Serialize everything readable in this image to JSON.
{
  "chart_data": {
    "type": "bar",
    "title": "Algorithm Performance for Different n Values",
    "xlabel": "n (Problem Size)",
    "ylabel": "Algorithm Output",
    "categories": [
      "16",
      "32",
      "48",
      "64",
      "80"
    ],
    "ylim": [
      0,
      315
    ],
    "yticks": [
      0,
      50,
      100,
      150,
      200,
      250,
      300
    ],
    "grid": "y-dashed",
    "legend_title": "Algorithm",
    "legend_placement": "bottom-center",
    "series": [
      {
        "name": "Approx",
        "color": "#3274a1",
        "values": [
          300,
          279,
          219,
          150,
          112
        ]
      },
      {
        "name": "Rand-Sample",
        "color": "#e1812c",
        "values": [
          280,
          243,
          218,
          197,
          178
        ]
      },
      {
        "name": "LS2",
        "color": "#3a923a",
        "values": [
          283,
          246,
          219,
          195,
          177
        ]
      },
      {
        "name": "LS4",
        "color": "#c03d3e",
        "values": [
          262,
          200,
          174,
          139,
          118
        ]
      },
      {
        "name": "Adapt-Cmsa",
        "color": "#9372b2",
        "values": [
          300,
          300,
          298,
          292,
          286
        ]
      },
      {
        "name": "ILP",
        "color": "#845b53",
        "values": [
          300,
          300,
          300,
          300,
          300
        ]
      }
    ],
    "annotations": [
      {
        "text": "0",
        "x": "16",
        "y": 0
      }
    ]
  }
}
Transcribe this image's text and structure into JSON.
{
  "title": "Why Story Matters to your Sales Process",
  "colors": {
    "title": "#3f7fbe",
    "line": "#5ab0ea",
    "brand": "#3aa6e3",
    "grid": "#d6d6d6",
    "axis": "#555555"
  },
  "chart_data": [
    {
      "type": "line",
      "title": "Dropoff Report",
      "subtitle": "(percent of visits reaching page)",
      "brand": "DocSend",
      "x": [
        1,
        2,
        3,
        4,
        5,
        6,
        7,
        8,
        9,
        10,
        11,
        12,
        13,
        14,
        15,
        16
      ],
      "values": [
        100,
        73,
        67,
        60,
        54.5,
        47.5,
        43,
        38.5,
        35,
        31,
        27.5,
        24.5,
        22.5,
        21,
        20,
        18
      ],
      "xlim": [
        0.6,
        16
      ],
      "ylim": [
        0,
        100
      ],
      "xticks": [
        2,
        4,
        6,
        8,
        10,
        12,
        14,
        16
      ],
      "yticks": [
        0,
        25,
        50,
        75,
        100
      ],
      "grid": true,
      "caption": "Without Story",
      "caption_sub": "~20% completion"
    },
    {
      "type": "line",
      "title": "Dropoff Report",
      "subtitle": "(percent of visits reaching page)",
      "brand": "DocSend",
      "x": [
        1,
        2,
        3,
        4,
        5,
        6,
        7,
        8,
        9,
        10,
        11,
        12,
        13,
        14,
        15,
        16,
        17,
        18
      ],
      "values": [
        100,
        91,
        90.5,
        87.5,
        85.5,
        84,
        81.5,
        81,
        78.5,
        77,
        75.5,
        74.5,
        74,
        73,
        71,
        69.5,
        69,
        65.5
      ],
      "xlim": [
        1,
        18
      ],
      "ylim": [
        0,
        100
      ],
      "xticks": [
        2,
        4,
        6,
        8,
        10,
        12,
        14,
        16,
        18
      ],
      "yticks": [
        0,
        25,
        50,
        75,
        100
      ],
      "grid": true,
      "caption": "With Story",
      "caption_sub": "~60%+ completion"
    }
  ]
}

--------------------------------

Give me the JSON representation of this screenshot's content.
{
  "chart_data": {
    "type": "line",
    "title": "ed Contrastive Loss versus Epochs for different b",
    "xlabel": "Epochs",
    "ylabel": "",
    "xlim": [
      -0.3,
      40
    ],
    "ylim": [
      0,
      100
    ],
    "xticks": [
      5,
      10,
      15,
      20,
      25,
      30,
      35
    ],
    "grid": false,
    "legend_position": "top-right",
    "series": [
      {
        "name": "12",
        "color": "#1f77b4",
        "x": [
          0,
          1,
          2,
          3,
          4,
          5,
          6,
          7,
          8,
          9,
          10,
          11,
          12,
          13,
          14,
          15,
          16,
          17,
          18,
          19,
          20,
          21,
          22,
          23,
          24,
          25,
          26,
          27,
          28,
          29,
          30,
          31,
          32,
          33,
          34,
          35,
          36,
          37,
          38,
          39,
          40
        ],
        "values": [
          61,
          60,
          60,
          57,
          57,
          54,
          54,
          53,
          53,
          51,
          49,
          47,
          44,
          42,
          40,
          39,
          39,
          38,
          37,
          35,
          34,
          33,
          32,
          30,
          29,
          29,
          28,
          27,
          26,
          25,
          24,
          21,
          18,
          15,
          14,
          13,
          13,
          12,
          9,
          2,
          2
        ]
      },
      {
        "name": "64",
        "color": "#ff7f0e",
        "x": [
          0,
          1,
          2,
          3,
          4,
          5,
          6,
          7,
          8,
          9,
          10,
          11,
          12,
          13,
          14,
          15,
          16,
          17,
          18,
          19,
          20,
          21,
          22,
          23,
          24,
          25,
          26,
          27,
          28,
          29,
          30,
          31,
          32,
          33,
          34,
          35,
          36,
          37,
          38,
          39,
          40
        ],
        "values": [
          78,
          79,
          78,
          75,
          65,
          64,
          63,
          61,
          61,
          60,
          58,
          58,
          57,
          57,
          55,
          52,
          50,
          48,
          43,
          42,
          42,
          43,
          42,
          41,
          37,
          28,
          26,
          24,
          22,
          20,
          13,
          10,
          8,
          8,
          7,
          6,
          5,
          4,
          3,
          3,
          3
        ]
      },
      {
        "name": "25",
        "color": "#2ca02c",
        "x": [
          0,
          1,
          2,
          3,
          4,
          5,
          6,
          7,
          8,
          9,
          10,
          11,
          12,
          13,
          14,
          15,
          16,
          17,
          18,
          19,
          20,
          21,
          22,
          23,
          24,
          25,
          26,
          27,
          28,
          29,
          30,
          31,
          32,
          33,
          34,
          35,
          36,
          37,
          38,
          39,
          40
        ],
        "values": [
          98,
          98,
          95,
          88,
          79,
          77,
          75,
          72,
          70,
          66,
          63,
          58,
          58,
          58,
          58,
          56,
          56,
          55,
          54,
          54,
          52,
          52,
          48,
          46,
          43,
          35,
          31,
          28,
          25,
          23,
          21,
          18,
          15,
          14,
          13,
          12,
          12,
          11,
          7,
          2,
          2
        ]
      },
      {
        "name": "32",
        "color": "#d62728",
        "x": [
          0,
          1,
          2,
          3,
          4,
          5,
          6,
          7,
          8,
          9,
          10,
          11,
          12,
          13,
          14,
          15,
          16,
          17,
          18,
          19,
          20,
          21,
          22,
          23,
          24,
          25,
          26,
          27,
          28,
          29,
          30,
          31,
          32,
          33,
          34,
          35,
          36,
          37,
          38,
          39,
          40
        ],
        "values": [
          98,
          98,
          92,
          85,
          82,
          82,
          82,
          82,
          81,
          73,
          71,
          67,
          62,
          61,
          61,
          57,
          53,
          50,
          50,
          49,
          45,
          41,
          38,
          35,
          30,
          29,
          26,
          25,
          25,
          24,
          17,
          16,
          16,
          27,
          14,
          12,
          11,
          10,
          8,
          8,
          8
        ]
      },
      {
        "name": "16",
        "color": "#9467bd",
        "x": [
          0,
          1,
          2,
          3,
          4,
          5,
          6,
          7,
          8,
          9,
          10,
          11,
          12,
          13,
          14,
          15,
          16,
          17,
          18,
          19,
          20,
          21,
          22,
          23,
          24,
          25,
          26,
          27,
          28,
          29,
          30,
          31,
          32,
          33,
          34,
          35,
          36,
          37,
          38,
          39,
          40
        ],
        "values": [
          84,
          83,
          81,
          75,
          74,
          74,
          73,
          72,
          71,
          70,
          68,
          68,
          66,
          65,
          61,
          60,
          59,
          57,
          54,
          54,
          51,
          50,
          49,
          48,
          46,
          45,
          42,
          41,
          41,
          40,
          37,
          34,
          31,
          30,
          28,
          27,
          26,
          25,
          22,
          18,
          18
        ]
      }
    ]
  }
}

--------------------------------

▶ _What you are asked to do_
Find the word "grid" in the entries, and copy every line it shows up in.

▶ _The answer_
    "grid": "y-dashed",
    "grid": "#d6d6d6",
      "grid": true,
      "grid": true,
    "grid": false,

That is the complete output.